- Exercise instructions: Can you condense the paragraph in the Ethereum text below that begins "Four years ago, Ethereum was" into a short bulleted list that keeps its main facts?

- Study text:
* * *

The Future of Ethereum:
Now, let’s tie all of this together – there is no such thing as a “perfect” blockchain. Good engineering involves trade-offs, and there is no one-size-fits-all solution. So how did Ethereum become such a “dominant” platform? Why does Ethereum’s pricing make it seem like it is the perfect blockchain? Finally, how will Ethereum develop in the future?
How did Ethereum become such a “dominant” platform?
Four years ago, Ethereum was the preferred platform for building smart contracts. It had excellent development tools compared to all other platforms, such as Hardhat, CryptoZombies, etc. Additionally, it had a loyal user base, and the chain and tokens were “decentralized.” At that time, centralized blockchains were more likely to be scams. ETH as an asset was also cheaper, which meant lower gas fees.
Today, developers have more smart contract platforms to choose from, each with its unique trade-offs. While scams still exist, the situation has significantly improved compared to four years ago with more talent and capital entering the field.

* * *

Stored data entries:
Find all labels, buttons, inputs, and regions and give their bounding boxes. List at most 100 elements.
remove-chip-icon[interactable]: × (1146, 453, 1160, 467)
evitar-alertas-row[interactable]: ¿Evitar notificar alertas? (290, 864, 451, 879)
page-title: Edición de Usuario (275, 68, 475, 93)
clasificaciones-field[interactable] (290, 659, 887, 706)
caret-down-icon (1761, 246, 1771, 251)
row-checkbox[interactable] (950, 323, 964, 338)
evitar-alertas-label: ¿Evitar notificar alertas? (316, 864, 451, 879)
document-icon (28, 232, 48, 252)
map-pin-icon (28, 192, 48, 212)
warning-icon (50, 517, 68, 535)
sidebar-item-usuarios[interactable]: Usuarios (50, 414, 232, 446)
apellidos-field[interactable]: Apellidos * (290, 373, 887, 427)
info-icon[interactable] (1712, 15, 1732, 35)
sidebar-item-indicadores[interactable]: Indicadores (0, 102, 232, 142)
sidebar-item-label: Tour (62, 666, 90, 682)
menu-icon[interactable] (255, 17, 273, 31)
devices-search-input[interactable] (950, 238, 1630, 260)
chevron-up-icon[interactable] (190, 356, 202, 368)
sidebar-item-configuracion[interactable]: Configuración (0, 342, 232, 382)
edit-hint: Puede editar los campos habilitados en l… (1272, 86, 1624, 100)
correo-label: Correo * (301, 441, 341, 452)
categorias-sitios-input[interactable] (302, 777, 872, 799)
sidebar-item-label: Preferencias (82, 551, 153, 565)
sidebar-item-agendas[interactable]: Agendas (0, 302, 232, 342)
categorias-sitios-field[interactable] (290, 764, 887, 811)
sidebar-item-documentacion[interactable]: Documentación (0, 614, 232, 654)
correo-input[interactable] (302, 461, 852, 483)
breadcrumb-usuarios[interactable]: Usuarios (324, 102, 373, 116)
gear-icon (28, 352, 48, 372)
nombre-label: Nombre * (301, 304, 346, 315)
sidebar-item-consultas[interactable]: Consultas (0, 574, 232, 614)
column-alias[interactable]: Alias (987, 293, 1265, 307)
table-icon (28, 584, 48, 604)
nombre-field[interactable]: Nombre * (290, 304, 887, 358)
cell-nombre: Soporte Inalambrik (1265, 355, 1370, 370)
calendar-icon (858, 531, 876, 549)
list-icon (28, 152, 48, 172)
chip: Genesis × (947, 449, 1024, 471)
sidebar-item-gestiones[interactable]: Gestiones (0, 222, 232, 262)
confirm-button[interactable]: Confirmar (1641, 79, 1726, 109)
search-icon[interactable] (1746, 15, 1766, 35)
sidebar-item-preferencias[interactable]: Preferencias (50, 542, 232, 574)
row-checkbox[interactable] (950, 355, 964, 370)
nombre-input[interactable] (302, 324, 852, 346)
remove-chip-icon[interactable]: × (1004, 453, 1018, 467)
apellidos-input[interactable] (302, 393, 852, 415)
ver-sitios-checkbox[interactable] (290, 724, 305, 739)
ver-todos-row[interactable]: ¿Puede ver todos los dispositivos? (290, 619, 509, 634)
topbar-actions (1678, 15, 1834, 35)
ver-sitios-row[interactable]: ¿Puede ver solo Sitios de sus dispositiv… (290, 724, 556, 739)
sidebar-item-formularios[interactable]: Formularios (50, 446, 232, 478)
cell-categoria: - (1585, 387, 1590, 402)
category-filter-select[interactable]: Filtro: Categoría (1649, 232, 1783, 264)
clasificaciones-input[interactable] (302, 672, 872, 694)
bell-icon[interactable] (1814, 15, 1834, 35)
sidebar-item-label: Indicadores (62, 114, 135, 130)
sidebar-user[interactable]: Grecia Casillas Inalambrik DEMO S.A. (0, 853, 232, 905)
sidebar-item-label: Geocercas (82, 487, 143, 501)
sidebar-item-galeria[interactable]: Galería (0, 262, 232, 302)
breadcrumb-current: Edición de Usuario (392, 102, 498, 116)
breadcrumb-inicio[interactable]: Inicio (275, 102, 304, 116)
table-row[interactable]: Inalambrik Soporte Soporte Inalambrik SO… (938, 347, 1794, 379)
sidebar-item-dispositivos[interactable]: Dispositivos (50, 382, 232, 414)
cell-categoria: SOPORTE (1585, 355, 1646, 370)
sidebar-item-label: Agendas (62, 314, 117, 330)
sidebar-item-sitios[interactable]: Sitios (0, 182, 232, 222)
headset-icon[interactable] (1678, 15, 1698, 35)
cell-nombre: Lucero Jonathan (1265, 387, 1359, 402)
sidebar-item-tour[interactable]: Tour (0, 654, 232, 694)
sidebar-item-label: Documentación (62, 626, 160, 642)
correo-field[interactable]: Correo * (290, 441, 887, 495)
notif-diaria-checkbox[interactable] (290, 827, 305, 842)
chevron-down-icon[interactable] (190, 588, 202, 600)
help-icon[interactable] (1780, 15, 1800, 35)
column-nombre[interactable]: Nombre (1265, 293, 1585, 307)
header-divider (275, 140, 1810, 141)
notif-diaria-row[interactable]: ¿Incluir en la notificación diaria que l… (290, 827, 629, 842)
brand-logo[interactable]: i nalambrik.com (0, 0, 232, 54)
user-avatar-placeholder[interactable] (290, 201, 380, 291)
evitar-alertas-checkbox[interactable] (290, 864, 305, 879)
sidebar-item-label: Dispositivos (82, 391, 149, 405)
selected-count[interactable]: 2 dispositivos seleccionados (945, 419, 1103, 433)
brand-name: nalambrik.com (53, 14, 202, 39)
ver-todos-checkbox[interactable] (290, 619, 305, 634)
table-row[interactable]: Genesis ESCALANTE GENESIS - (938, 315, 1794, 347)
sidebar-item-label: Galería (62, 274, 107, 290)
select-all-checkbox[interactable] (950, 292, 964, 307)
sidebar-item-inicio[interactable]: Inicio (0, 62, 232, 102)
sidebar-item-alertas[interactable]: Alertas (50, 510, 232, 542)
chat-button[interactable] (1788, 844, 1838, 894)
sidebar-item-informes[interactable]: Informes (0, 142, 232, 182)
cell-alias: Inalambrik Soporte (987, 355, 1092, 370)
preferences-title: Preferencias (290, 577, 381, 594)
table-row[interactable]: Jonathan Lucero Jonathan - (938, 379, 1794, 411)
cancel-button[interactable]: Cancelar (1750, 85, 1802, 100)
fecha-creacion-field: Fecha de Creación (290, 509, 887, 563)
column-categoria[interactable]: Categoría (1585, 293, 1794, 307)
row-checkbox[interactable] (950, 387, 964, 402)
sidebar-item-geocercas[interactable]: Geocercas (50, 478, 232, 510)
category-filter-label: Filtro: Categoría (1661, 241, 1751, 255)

* * *

- Solution:
- Four years ago, Ethereum was the preferred platform for building smart contracts.
- Its development tools, such as Hardhat and CryptoZombies, were excellent compared to other platforms.
- It had a loyal user base.
- Its chain and tokens were "decentralized," while centralized blockchains were then more likely to be scams.
- ETH was cheaper, which meant lower gas fees.